§ **GIVEN REQUEST**
Present the stretch of entries from the start through the line containing "problem-label: 问题: [101, 231, 112, 237]" as a numbered list, leaving out any blank lines.

(Source data)
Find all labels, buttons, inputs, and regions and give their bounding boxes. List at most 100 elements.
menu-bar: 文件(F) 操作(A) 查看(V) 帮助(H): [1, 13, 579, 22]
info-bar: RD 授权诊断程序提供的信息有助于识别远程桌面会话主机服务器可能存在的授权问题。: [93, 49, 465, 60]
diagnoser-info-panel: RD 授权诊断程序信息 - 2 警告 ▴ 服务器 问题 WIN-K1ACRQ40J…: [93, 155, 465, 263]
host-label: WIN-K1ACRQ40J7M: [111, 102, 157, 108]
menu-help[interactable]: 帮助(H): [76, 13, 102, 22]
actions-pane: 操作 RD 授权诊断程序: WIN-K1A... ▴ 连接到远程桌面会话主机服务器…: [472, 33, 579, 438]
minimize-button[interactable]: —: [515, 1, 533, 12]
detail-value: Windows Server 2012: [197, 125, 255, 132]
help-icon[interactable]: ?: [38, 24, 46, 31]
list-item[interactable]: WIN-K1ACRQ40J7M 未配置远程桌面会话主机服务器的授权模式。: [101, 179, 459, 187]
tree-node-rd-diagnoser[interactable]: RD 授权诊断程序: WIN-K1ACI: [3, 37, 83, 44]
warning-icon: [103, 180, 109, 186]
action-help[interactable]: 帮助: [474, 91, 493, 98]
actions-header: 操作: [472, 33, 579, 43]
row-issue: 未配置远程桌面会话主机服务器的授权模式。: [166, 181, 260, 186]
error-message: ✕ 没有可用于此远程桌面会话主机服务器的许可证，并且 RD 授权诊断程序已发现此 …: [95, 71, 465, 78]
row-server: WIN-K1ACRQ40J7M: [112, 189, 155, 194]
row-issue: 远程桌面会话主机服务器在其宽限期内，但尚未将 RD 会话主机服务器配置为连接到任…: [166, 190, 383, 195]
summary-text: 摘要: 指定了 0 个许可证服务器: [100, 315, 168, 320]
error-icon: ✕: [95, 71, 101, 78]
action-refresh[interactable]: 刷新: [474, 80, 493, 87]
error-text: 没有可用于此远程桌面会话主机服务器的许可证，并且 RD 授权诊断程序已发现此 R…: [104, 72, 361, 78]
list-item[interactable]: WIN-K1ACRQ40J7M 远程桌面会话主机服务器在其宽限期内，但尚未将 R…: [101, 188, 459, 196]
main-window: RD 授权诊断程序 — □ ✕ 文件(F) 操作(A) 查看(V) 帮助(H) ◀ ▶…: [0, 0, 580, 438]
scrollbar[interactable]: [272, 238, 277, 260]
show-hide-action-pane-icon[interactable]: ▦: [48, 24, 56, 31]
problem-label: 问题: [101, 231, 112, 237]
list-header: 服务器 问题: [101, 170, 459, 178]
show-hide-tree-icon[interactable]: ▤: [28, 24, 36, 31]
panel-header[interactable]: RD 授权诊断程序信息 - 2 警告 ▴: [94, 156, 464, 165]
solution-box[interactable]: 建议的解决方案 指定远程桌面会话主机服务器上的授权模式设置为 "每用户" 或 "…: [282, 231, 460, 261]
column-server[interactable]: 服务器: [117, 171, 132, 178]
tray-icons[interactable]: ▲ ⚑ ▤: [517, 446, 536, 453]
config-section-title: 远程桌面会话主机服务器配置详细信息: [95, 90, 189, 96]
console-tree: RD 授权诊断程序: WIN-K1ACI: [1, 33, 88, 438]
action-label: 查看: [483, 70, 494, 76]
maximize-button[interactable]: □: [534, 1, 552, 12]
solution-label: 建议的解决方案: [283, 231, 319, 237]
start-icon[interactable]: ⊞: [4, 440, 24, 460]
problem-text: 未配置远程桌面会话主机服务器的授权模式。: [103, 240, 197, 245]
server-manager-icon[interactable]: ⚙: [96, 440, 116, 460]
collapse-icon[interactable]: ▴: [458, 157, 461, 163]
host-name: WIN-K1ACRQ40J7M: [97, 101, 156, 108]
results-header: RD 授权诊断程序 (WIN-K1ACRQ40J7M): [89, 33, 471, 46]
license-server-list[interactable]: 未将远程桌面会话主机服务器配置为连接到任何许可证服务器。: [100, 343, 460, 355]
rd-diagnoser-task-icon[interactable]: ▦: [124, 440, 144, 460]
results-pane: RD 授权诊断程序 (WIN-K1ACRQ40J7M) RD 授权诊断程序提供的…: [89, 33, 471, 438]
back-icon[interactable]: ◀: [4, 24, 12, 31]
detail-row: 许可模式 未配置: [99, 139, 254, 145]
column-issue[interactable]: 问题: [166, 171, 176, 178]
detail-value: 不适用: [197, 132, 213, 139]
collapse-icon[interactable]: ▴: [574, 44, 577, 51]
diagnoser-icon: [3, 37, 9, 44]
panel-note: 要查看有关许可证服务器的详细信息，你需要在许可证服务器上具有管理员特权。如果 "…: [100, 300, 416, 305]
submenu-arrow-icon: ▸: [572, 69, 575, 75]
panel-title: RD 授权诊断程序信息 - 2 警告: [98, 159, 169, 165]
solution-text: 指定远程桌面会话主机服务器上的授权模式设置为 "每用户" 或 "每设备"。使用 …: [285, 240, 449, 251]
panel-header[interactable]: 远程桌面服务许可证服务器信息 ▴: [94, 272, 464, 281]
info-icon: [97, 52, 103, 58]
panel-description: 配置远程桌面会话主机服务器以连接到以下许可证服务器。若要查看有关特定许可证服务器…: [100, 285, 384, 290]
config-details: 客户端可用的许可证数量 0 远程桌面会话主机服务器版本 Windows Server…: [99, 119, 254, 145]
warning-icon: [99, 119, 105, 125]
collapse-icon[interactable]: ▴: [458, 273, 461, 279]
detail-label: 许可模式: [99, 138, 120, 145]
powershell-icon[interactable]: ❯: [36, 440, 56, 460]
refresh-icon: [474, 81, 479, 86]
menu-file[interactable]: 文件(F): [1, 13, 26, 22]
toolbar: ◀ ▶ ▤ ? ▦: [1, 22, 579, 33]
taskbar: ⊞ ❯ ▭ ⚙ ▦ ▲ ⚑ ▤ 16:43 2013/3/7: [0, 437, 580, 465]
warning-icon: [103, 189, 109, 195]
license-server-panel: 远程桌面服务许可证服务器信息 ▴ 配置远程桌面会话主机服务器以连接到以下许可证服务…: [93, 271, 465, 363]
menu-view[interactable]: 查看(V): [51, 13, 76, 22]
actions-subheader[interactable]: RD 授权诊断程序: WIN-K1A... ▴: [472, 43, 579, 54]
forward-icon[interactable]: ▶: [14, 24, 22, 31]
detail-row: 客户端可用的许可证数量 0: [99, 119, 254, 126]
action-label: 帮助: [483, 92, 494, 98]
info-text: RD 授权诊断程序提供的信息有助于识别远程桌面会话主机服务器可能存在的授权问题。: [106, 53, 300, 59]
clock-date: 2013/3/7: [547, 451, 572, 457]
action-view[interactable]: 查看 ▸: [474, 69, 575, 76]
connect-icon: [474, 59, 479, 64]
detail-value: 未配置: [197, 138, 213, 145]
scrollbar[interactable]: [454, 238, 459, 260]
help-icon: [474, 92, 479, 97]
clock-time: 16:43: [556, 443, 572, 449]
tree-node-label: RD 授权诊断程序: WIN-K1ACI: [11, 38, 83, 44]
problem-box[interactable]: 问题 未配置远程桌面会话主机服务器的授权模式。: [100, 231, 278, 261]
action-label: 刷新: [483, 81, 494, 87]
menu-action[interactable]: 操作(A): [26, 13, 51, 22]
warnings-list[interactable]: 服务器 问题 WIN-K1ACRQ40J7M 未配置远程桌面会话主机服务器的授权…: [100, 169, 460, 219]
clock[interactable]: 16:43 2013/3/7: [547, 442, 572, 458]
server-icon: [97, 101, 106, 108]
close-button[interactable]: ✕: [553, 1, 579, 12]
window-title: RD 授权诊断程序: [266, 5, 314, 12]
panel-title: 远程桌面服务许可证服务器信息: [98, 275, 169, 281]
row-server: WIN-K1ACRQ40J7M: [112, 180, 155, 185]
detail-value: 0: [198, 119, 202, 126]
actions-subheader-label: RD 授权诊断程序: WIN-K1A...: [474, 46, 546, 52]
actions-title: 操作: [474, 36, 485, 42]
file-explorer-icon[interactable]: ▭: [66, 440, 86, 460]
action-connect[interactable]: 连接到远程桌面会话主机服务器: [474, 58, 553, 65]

§ **RESULT**
1. Find all labels, buttons, inputs, and regions and give their bounding boxes. List at most 100 elements.
2. menu-bar: 文件(F) 操作(A) 查看(V) 帮助(H): [1, 13, 579, 22]
3. info-bar: RD 授权诊断程序提供的信息有助于识别远程桌面会话主机服务器可能存在的授权问题。: [93, 49, 465, 60]
4. diagnoser-info-panel: RD 授权诊断程序信息 - 2 警告 ▴ 服务器 问题 WIN-K1ACRQ40J…: [93, 155, 465, 263]
5. host-label: WIN-K1ACRQ40J7M: [111, 102, 157, 108]
6. menu-help[interactable]: 帮助(H): [76, 13, 102, 22]
7. actions-pane: 操作 RD 授权诊断程序: WIN-K1A... ▴ 连接到远程桌面会话主机服务器…: [472, 33, 579, 438]
8. minimize-button[interactable]: —: [515, 1, 533, 12]
9. detail-value: Windows Server 2012: [197, 125, 255, 132]
10. help-icon[interactable]: ?: [38, 24, 46, 31]
11. list-item[interactable]: WIN-K1ACRQ40J7M 未配置远程桌面会话主机服务器的授权模式。: [101, 179, 459, 187]
12. tree-node-rd-diagnoser[interactable]: RD 授权诊断程序: WIN-K1ACI: [3, 37, 83, 44]
13. warning-icon: [103, 180, 109, 186]
14. action-help[interactable]: 帮助: [474, 91, 493, 98]
15. actions-header: 操作: [472, 33, 579, 43]
16. row-issue: 未配置远程桌面会话主机服务器的授权模式。: [166, 181, 260, 186]
17. error-message: ✕ 没有可用于此远程桌面会话主机服务器的许可证，并且 RD 授权诊断程序已发现此 …: [95, 71, 465, 78]
18. row-server: WIN-K1ACRQ40J7M: [112, 189, 155, 194]
19. row-issue: 远程桌面会话主机服务器在其宽限期内，但尚未将 RD 会话主机服务器配置为连接到任…: [166, 190, 383, 195]
20. summary-text: 摘要: 指定了 0 个许可证服务器: [100, 315, 168, 320]
21. error-icon: ✕: [95, 71, 101, 78]
22. action-refresh[interactable]: 刷新: [474, 80, 493, 87]
23. error-text: 没有可用于此远程桌面会话主机服务器的许可证，并且 RD 授权诊断程序已发现此 R…: [104, 72, 361, 78]
24. list-item[interactable]: WIN-K1ACRQ40J7M 远程桌面会话主机服务器在其宽限期内，但尚未将 R…: [101, 188, 459, 196]
25. main-window: RD 授权诊断程序 — □ ✕ 文件(F) 操作(A) 查看(V) 帮助(H) ◀ ▶…: [0, 0, 580, 438]
26. scrollbar[interactable]: [272, 238, 277, 260]
27. show-hide-action-pane-icon[interactable]: ▦: [48, 24, 56, 31]
28. problem-label: 问题: [101, 231, 112, 237]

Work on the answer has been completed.